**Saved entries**
####

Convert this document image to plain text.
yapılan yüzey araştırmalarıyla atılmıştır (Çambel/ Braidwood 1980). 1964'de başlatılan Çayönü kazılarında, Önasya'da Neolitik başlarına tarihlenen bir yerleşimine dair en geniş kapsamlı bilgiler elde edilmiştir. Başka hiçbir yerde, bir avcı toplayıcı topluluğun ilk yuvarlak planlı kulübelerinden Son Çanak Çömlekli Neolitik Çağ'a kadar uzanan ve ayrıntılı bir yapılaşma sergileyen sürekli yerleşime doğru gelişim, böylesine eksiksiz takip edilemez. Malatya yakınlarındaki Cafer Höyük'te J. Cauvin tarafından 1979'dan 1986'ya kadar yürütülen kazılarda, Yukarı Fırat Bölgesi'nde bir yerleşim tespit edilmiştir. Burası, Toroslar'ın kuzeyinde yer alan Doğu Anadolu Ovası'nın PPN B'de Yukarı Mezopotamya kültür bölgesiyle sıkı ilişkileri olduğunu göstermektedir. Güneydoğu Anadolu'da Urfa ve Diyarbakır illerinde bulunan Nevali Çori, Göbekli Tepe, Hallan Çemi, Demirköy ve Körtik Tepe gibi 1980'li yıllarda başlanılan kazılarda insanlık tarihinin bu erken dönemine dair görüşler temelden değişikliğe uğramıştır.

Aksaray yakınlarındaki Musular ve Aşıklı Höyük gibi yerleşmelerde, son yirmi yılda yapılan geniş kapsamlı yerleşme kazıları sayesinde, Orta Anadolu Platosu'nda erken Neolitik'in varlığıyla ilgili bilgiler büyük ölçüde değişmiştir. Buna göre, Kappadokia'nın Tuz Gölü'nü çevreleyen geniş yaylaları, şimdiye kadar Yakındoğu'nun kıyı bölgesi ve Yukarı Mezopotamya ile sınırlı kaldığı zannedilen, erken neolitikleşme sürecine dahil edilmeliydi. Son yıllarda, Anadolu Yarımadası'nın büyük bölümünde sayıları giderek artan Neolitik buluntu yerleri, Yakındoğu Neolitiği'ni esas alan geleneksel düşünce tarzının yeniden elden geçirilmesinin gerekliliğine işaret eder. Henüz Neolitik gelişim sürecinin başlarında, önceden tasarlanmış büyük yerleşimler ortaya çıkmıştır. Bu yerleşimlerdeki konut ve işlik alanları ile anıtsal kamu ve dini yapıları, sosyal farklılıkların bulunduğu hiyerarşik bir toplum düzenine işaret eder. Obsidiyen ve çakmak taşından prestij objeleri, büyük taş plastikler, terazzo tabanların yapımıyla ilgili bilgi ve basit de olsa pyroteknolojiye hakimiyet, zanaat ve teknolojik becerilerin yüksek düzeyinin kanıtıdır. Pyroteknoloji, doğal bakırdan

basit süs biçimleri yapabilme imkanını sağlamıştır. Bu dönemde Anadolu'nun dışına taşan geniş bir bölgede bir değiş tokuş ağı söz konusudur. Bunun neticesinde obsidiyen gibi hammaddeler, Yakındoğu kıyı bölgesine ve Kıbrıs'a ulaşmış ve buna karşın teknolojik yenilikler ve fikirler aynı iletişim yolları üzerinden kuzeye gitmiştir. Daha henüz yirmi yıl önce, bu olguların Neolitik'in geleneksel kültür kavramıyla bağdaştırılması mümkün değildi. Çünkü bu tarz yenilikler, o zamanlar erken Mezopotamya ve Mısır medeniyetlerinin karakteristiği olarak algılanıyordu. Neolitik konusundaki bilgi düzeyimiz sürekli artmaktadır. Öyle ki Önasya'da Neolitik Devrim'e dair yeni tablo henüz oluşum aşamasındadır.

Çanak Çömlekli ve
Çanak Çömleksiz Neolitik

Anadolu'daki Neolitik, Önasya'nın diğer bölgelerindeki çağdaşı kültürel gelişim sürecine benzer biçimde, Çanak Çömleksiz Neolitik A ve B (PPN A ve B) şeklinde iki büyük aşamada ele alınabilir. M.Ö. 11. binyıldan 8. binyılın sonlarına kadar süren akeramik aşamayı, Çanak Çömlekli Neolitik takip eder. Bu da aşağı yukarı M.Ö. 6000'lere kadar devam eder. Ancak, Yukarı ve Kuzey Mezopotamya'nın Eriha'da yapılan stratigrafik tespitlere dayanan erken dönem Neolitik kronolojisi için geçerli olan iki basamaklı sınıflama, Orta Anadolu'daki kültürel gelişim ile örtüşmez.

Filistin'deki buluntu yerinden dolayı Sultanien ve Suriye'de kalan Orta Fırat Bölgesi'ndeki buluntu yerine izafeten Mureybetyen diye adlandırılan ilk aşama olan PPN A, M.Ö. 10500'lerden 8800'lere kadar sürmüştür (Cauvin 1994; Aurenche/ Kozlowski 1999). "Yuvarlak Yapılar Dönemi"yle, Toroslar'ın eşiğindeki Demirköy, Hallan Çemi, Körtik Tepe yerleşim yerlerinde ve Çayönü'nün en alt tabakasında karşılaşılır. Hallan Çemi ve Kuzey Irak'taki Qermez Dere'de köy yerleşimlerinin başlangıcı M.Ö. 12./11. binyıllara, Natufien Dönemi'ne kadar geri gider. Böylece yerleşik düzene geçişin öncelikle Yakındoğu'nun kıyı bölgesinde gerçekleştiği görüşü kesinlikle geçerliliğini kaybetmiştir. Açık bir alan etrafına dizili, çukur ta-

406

####

Repeat back the data above, exact to the last character.

**Solved exercise**
Convert this document image to plain text.
yapılan yüzey araştırmalarıyla atılmıştır (Çambel/ Braidwood 1980). 1964'de başlatılan Çayönü kazılarında, Önasya'da Neolitik başlarına tarihlenen bir yerleşimine dair en geniş kapsamlı bilgiler elde edilmiştir. Başka hiçbir yerde, bir avcı toplayıcı topluluğun ilk yuvarlak planlı kulübelerinden Son Çanak Çömlekli Neolitik Çağ'a kadar uzanan ve ayrıntılı bir yapılaşma sergileyen sürekli yerleşime doğru gelişim, böylesine eksiksiz takip edilemez. Malatya yakınlarındaki Cafer Höyük'te J. Cauvin tarafından 1979'dan 1986'ya kadar yürütülen kazılarda, Yukarı Fırat Bölgesi'nde bir yerleşim tespit edilmiştir. Burası, Toroslar'ın kuzeyinde yer alan Doğu Anadolu Ovası'nın PPN B'de Yukarı Mezopotamya kültür bölgesiyle sıkı ilişkileri olduğunu göstermektedir. Güneydoğu Anadolu'da Urfa ve Diyarbakır illerinde bulunan Nevali Çori, Göbekli Tepe, Hallan Çemi, Demirköy ve Körtik Tepe gibi 1980'li yıllarda başlanılan kazılarda insanlık tarihinin bu erken dönemine dair görüşler temelden değişikliğe uğramıştır.

Aksaray yakınlarındaki Musular ve Aşıklı Höyük gibi yerleşmelerde, son yirmi yılda yapılan geniş kapsamlı yerleşme kazıları sayesinde, Orta Anadolu Platosu'nda erken Neolitik'in varlığıyla ilgili bilgiler büyük ölçüde değişmiştir. Buna göre, Kappadokia'nın Tuz Gölü'nü çevreleyen geniş yaylaları, şimdiye kadar Yakındoğu'nun kıyı bölgesi ve Yukarı Mezopotamya ile sınırlı kaldığı zannedilen, erken neolitikleşme sürecine dahil edilmeliydi. Son yıllarda, Anadolu Yarımadası'nın büyük bölümünde sayıları giderek artan Neolitik buluntu yerleri, Yakındoğu Neolitiği'ni esas alan geleneksel düşünce tarzının yeniden elden geçirilmesinin gerekliliğine işaret eder. Henüz Neolitik gelişim sürecinin başlarında, önceden tasarlanmış büyük yerleşimler ortaya çıkmıştır. Bu yerleşimlerdeki konut ve işlik alanları ile anıtsal kamu ve dini yapıları, sosyal farklılıkların bulunduğu hiyerarşik bir toplum düzenine işaret eder. Obsidiyen ve çakmak taşından prestij objeleri, büyük taş plastikler, terazzo tabanların yapımıyla ilgili bilgi ve basit de olsa pyroteknolojiye hakimiyet, zanaat ve teknolojik becerilerin yüksek düzeyinin kanıtıdır. Pyroteknoloji, doğal bakırdan

basit süs biçimleri yapabilme imkanını sağlamıştır. Bu dönemde Anadolu'nun dışına taşan geniş bir bölgede bir değiş tokuş ağı söz konusudur. Bunun neticesinde obsidiyen gibi hammaddeler, Yakındoğu kıyı bölgesine ve Kıbrıs'a ulaşmış ve buna karşın teknolojik yenilikler ve fikirler aynı iletişim yolları üzerinden kuzeye gitmiştir. Daha henüz yirmi yıl önce, bu olguların Neolitik'in geleneksel kültür kavramıyla bağdaştırılması mümkün değildi. Çünkü bu tarz yenilikler, o zamanlar erken Mezopotamya ve Mısır medeniyetlerinin karakteristiği olarak algılanıyordu. Neolitik konusundaki bilgi düzeyimiz sürekli artmaktadır. Öyle ki Önasya'da Neolitik Devrim'e dair yeni tablo henüz oluşum aşamasındadır.

Çanak Çömlekli ve
Çanak Çömleksiz Neolitik

Anadolu'daki Neolitik, Önasya'nın diğer bölgelerindeki çağdaşı kültürel gelişim sürecine benzer biçimde, Çanak Çömleksiz Neolitik A ve B (PPN A ve B) şeklinde iki büyük aşamada ele alınabilir. M.Ö. 11. binyıldan 8. binyılın sonlarına kadar süren akeramik aşamayı, Çanak Çömlekli Neolitik takip eder. Bu da aşağı yukarı M.Ö. 6000'lere kadar devam eder. Ancak, Yukarı ve Kuzey Mezopotamya'nın Eriha'da yapılan stratigrafik tespitlere dayanan erken dönem Neolitik kronolojisi için geçerli olan iki basamaklı sınıflama, Orta Anadolu'daki kültürel gelişim ile örtüşmez.

Filistin'deki buluntu yerinden dolayı Sultanien ve Suriye'de kalan Orta Fırat Bölgesi'ndeki buluntu yerine izafeten Mureybetyen diye adlandırılan ilk aşama olan PPN A, M.Ö. 10500'lerden 8800'lere kadar sürmüştür (Cauvin 1994; Aurenche/ Kozlowski 1999). "Yuvarlak Yapılar Dönemi"yle, Toroslar'ın eşiğindeki Demirköy, Hallan Çemi, Körtik Tepe yerleşim yerlerinde ve Çayönü'nün en alt tabakasında karşılaşılır. Hallan Çemi ve Kuzey Irak'taki Qermez Dere'de köy yerleşimlerinin başlangıcı M.Ö. 12./11. binyıllara, Natufien Dönemi'ne kadar geri gider. Böylece yerleşik düzene geçişin öncelikle Yakındoğu'nun kıyı bölgesinde gerçekleştiği görüşü kesinlikle geçerliliğini kaybetmiştir. Açık bir alan etrafına dizili, çukur ta-

406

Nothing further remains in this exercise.